What you have to do
Quote the entries word for word. Omit the pictures.

Records for this task
• • • • •

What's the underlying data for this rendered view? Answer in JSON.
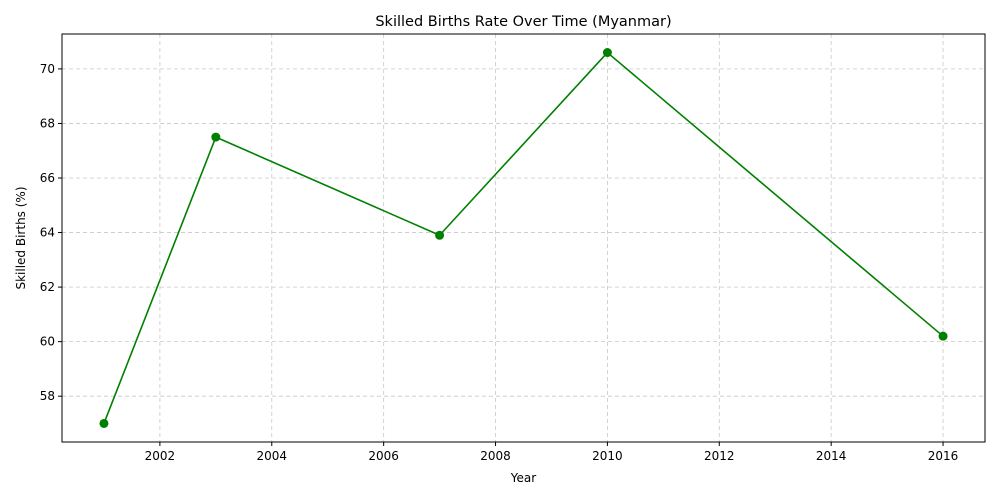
{
  "chart_data": {
    "type": "line",
    "title": "Skilled Births Rate Over Time (Myanmar)",
    "xlabel": "Year",
    "ylabel": "Skilled Births (%)",
    "x": [
      2001,
      2003,
      2007,
      2010,
      2016
    ],
    "series": [
      {
        "values": [
          57.0,
          67.5,
          63.9,
          70.6,
          60.2
        ],
        "color": "#008000",
        "marker": "circle"
      }
    ],
    "xlim": [
      2000.25,
      2016.75
    ],
    "ylim": [
      56.32,
      71.28
    ],
    "xticks": [
      2002,
      2004,
      2006,
      2008,
      2010,
      2012,
      2014,
      2016
    ],
    "yticks": [
      58,
      60,
      62,
      64,
      66,
      68,
      70
    ],
    "grid": true,
    "grid_style": "dashed",
    "grid_color": "#c8c8c8",
    "legend": false
  }
}
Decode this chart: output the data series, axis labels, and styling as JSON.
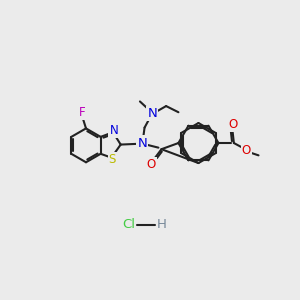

• • • • •

Task response
What's the underlying data for this rendered view? Answer in JSON.
{
  "chart_data": {
    "type": "line",
    "title": "Skilled Births Rate Over Time (Myanmar)",
    "xlabel": "Year",
    "ylabel": "Skilled Births (%)",
    "x": [
      2001,
      2003,
      2007,
      2010,
      2016
    ],
    "series": [
      {
        "values": [
          57.0,
          67.5,
          63.9,
          70.6,
          60.2
        ],
        "color": "#008000",
        "marker": "circle"
      }
    ],
    "xlim": [
      2000.25,
      2016.75
    ],
    "ylim": [
      56.32,
      71.28
    ],
    "xticks": [
      2002,
      2004,
      2006,
      2008,
      2010,
      2012,
      2014,
      2016
    ],
    "yticks": [
      58,
      60,
      62,
      64,
      66,
      68,
      70
    ],
    "grid": true,
    "grid_style": "dashed",
    "grid_color": "#c8c8c8",
    "legend": false
  }
}
Decode this chart: output the data series, axis labels, and styling as JSON.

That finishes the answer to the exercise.